→ EXERCISE SET:
1 – In the transit cost excerpt, rewrite the paragraph that begins "Mt Roskill Branch" as a short bulleted list that keeps its main facts.
2 – Return the portion of the transit cost excerpt from "So with the" up to and including "2025 and 2030.", copied word for word.

→ TEXT EXCERPT:

So with the information above as well as a few other studies we can start to put together a picture of how much our Congestion Free Network might cost. Like with the maps yesterday, I’m going to break down the spending by into the groups of 2020, 2025 and 2030.
City Rail Link – The ITP lists this as $2.6 billion but we also know that the figure includes other items such as more electric trains – something also included in EMU line item. The most recent cost figures we have seen suggest that the actual cost is more like $2.2 billion including the extras and even that is likely to come down further, especially after the announcement earlier this week. For this we are going to use the figure of $2.2 billion.
Electrification to Pukekohe – Another project that seems to be over estimated in the ITP (there are quite a few of them). The recent business case suggests that this project will cost $102 million.
Mt Roskill Branch – This one is hard for us to say for certain as it isn’t on any plans and as far as we’re aware, not study has yet been done. The project does have a number of things in its favour however. The primary one is that the corridor is already designated and Kiwirail already own much of the land. Further as part of the motorway works in recent years the NZTA has already built many of the bridges with spans ready for the rail line to be placed under them. Perhaps the best example for us to use for estimating the cost is the new spur to Manukau. That was in a similar position as much of the work was done along with the associated motorway construction. It ended up costing approximately $50 million to do around 1.5km of track and a station in a trench. A spur from Avondale to Dominion Rd would be approximately 3.6km in length but wouldn’t need a trenched station. Accounting also for grade separation of New North Rd, we think that a total cost of ~$150 million would be about right.

→ SUPPLIED INFORMATION:
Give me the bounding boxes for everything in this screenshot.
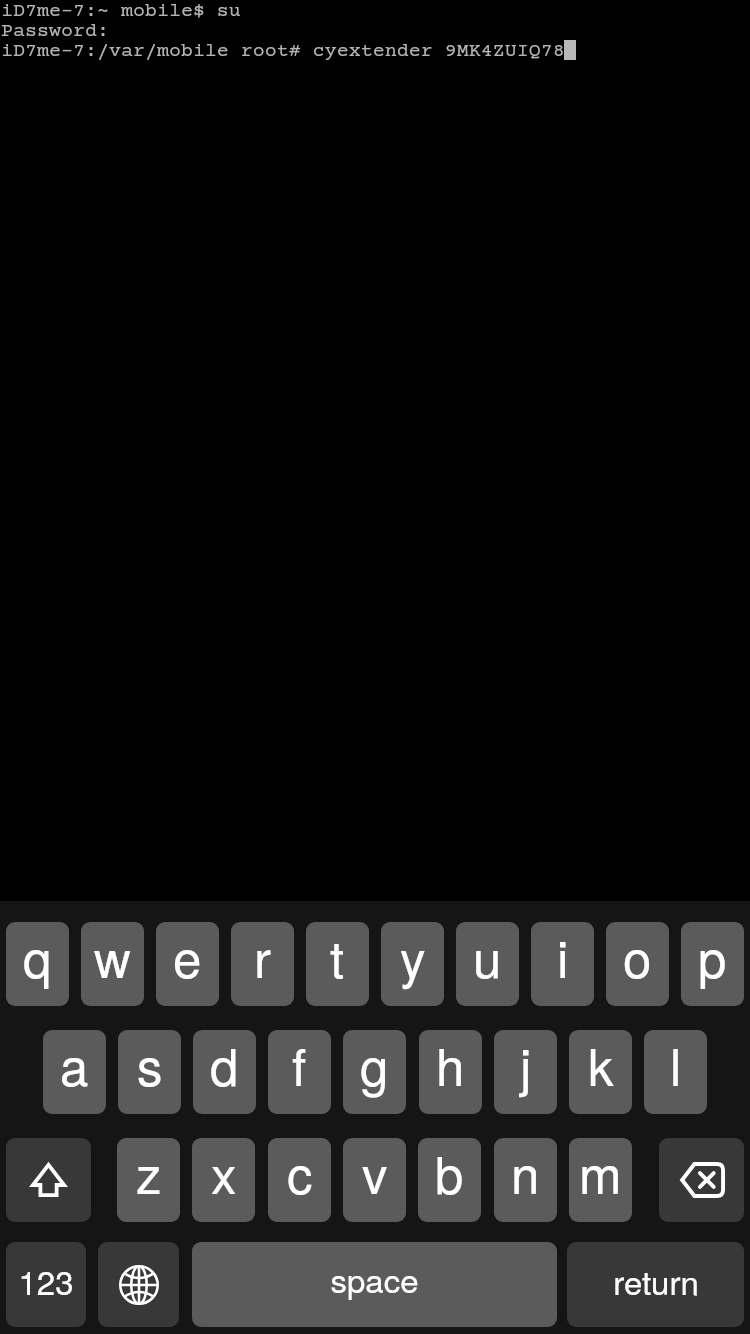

→ TASK-BY-TASK OUTPUTS:
1 –
- The cost is hard to pin down because the branch isn't on any plans, and no study is known to have been done.
- The corridor is already designated, and Kiwirail already owns much of the land.
- During recent motorway works, the NZTA built many bridges with spans ready for the rail line to go under them.
- The new spur to Manukau is the best comparison because much of its work was also done alongside motorway construction. It cost about $50 million for roughly 1.5km of track and a trenched station.
- A spur from Avondale to Dominion Rd would be about 3.6km long but wouldn't need a trenched station.
- Allowing also for grade separation of New North Rd, the estimated total cost is about $150 million.

2 –
So with the information above as well as a few other studies we can start to put together a picture of how much our Congestion Free Network might cost. Like with the maps yesterday, I’m going to break down the spending by into the groups of 2020, 2025 and 2030.